● Problem statement:
Carry none of the pictures over; set down the material below exactly.

_ _ _

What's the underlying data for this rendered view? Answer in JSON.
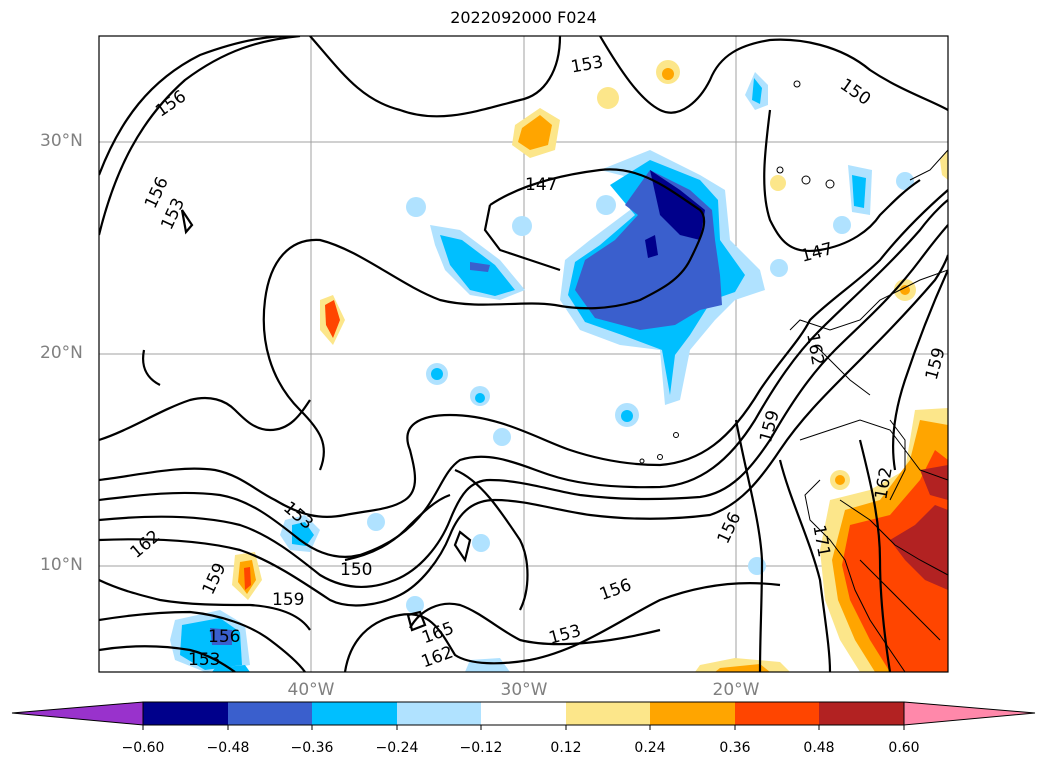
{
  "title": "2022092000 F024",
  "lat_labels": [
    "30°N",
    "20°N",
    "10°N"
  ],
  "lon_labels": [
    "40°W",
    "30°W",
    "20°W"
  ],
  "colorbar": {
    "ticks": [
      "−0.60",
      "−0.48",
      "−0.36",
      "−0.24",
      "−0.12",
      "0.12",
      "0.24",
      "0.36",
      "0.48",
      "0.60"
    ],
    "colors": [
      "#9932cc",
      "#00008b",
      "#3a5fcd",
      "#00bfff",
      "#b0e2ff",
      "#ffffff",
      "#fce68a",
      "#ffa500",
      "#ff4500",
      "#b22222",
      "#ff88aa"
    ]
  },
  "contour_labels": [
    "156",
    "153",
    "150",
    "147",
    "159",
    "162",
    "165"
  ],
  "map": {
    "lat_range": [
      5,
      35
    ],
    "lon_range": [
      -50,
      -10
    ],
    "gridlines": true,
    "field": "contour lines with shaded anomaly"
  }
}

_ _ _

● Expected answer:
What's the underlying data for this rendered view? Answer in JSON.
{
  "title": "2022092000 F024",
  "lat_labels": [
    "30°N",
    "20°N",
    "10°N"
  ],
  "lon_labels": [
    "40°W",
    "30°W",
    "20°W"
  ],
  "colorbar": {
    "ticks": [
      "−0.60",
      "−0.48",
      "−0.36",
      "−0.24",
      "−0.12",
      "0.12",
      "0.24",
      "0.36",
      "0.48",
      "0.60"
    ],
    "colors": [
      "#9932cc",
      "#00008b",
      "#3a5fcd",
      "#00bfff",
      "#b0e2ff",
      "#ffffff",
      "#fce68a",
      "#ffa500",
      "#ff4500",
      "#b22222",
      "#ff88aa"
    ]
  },
  "contour_labels": [
    "156",
    "153",
    "150",
    "147",
    "159",
    "162",
    "165"
  ],
  "map": {
    "lat_range": [
      5,
      35
    ],
    "lon_range": [
      -50,
      -10
    ],
    "gridlines": true,
    "field": "contour lines with shaded anomaly"
  }
}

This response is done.